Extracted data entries
[start]

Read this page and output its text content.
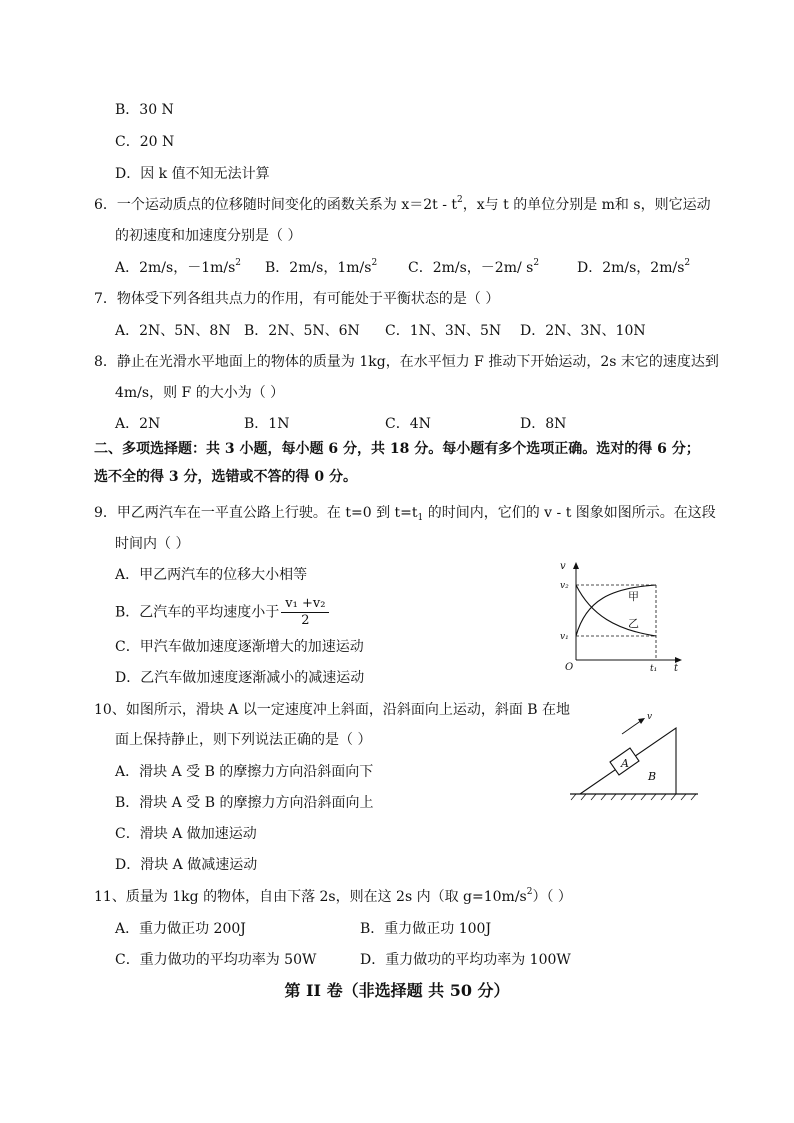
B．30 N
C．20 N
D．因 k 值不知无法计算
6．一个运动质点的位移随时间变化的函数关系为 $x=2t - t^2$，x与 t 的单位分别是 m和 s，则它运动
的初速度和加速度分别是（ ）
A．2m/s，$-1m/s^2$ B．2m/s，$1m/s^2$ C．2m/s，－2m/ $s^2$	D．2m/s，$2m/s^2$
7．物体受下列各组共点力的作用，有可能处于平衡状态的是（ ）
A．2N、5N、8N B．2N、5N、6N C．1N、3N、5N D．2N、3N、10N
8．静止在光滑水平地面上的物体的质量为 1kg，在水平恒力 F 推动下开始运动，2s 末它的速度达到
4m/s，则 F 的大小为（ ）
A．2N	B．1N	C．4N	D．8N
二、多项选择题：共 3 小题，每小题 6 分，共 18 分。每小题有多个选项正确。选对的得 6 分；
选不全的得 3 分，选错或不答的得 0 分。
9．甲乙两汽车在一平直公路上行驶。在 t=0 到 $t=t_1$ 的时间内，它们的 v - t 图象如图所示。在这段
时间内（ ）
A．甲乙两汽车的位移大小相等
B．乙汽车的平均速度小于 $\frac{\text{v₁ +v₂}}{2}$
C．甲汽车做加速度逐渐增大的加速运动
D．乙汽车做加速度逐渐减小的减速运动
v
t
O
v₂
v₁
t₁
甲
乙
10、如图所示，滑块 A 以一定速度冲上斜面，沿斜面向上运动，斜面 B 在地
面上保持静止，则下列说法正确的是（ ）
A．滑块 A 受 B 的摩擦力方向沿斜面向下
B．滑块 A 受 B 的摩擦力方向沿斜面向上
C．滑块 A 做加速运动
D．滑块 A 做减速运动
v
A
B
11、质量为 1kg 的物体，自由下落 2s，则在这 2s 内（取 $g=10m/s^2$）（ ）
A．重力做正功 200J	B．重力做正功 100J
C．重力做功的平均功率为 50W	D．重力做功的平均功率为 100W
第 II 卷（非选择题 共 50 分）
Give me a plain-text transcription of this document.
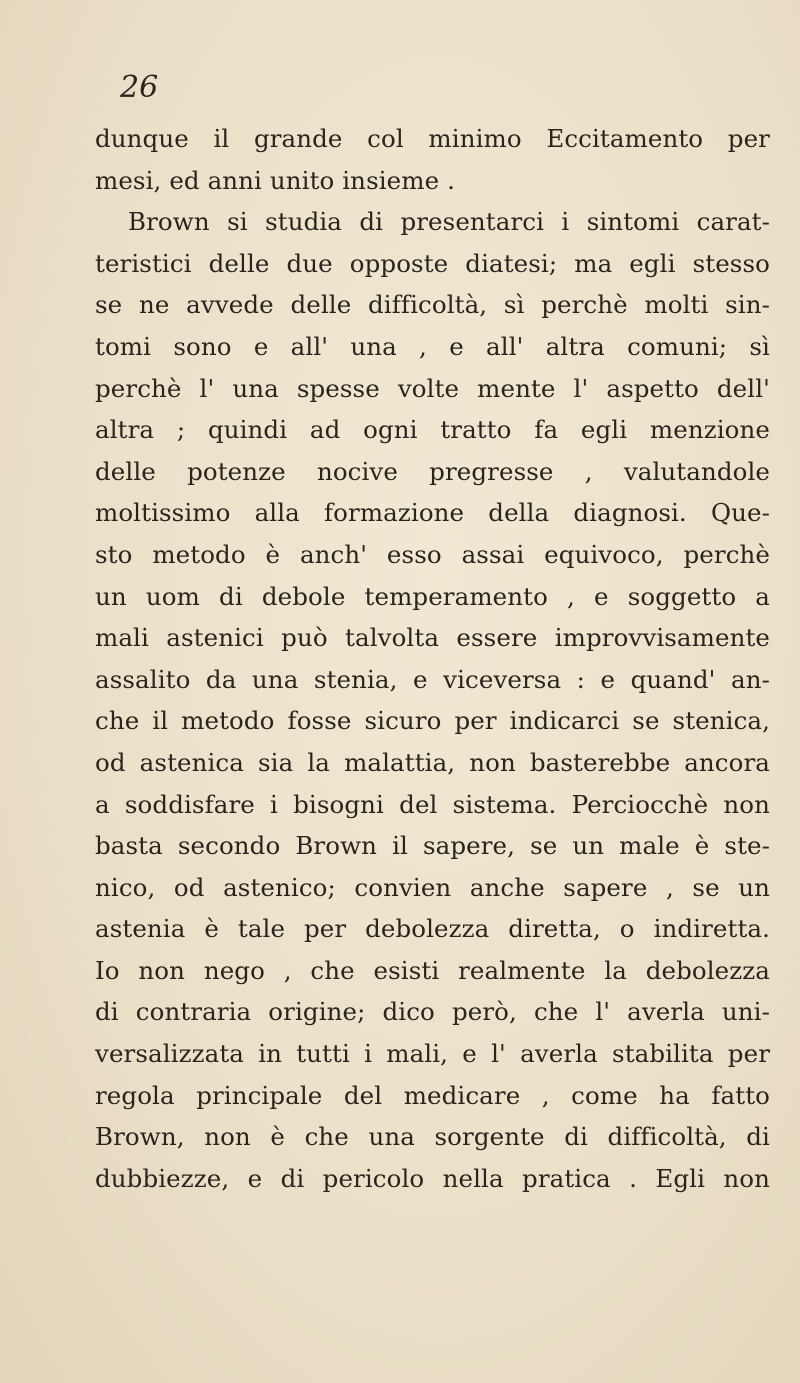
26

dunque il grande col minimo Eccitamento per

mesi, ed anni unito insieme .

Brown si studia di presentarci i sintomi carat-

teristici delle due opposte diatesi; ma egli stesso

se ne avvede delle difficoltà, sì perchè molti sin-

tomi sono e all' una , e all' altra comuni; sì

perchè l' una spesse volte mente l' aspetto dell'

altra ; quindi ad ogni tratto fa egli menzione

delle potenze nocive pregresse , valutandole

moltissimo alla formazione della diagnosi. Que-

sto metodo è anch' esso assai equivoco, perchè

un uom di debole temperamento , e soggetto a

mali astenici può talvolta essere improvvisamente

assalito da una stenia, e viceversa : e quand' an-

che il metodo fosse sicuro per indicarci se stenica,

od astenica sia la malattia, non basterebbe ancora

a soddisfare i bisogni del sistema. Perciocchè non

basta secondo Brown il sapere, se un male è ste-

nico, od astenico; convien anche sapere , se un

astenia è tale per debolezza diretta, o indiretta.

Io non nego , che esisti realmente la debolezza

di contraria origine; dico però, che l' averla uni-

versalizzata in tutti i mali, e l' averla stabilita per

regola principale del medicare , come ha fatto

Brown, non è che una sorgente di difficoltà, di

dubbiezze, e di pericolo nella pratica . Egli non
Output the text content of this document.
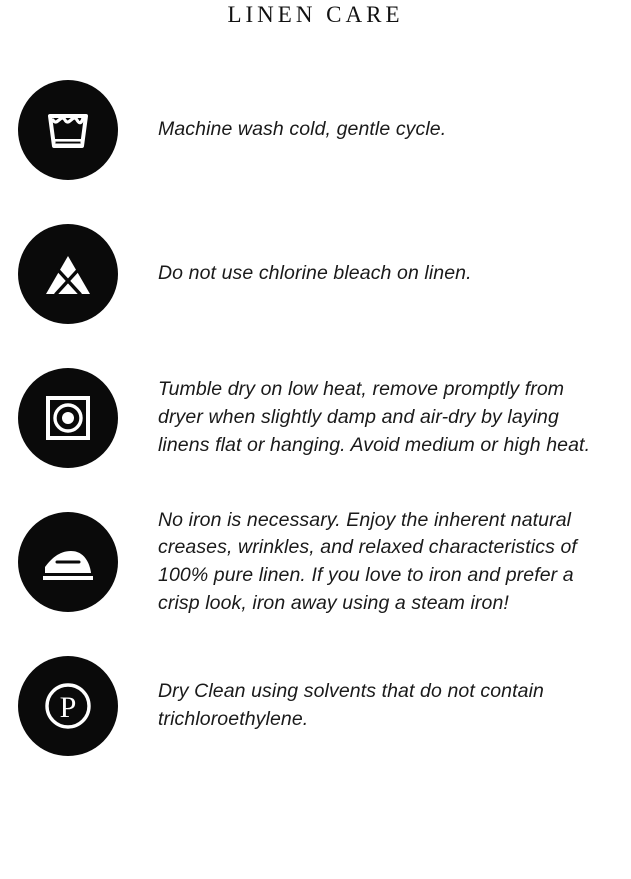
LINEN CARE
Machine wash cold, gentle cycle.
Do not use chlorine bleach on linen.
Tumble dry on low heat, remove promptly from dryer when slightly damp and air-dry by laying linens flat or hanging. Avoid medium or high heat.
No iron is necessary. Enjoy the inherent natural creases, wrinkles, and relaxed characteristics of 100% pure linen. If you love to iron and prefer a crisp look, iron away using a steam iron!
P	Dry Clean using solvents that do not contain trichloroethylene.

[end]

Your objective: Where a line in the entries holds the word "averla", copy that line.

Task output:
di contraria origine; dico però, che l' averla uni-
versalizzata in tutti i mali, e l' averla stabilita per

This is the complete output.